Directions => Reproduce the rows below word for word, from the first line down to the line containing "- bar: [126, 219, 134, 337]", with both of those lines included.

Listing =>
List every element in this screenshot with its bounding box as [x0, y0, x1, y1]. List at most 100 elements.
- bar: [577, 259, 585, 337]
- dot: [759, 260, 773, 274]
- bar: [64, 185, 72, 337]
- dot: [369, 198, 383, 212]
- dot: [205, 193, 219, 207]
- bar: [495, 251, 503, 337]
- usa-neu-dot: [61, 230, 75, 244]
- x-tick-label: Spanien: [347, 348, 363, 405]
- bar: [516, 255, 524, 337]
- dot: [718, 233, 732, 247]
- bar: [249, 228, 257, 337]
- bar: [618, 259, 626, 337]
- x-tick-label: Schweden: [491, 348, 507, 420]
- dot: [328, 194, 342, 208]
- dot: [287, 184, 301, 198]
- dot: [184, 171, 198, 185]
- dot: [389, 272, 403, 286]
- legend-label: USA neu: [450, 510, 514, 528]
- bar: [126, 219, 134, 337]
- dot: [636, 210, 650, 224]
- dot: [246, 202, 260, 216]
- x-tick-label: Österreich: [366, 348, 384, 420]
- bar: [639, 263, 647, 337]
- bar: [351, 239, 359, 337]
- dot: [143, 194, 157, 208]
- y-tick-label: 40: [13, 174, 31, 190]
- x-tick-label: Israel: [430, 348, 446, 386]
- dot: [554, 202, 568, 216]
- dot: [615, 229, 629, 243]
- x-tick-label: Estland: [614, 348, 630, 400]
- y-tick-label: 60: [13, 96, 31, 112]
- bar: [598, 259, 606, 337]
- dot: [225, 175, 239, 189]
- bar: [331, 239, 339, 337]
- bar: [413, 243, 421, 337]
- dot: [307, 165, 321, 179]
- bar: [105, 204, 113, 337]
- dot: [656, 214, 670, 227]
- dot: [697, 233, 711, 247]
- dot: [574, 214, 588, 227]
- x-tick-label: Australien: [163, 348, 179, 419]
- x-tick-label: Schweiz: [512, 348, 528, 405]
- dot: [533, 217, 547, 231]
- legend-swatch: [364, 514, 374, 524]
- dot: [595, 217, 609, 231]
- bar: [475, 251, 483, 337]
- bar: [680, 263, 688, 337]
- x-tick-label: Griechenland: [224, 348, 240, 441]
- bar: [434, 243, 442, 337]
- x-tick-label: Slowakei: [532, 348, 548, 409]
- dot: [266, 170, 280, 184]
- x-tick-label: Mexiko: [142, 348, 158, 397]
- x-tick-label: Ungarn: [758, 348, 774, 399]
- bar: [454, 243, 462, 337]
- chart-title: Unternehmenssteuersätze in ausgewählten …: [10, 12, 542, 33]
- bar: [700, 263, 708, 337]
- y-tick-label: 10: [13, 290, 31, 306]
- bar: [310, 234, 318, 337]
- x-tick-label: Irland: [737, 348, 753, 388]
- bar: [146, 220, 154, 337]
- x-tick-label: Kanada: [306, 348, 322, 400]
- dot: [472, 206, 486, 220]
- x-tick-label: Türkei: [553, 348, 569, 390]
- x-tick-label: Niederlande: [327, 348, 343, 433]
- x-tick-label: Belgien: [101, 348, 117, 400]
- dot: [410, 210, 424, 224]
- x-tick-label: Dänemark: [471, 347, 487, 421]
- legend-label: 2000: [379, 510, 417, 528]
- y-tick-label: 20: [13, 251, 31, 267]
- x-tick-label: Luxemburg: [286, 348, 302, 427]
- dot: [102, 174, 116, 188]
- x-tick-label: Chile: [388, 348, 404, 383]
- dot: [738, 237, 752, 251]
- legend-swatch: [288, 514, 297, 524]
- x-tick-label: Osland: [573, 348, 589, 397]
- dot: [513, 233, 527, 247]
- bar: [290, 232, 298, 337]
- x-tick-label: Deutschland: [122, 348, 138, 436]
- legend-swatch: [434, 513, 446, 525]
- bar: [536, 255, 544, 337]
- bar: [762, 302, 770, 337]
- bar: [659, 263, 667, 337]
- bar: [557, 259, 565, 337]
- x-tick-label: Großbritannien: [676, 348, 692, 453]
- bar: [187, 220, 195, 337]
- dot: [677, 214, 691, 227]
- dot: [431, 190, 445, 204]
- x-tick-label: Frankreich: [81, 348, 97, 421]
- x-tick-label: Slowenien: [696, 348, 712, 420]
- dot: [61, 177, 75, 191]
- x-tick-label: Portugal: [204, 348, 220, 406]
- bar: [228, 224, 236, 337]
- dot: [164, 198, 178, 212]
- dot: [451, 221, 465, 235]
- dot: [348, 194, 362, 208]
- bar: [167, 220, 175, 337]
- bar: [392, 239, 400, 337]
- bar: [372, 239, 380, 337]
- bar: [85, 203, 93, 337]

Task solution =>
List every element in this screenshot with its bounding box as [x0, y0, x1, y1]. List at most 100 elements.
- bar: [577, 259, 585, 337]
- dot: [759, 260, 773, 274]
- bar: [64, 185, 72, 337]
- dot: [369, 198, 383, 212]
- dot: [205, 193, 219, 207]
- bar: [495, 251, 503, 337]
- usa-neu-dot: [61, 230, 75, 244]
- x-tick-label: Spanien: [347, 348, 363, 405]
- bar: [516, 255, 524, 337]
- dot: [718, 233, 732, 247]
- bar: [249, 228, 257, 337]
- bar: [618, 259, 626, 337]
- x-tick-label: Schweden: [491, 348, 507, 420]
- dot: [328, 194, 342, 208]
- dot: [287, 184, 301, 198]
- dot: [184, 171, 198, 185]
- dot: [389, 272, 403, 286]
- legend-label: USA neu: [450, 510, 514, 528]
- bar: [126, 219, 134, 337]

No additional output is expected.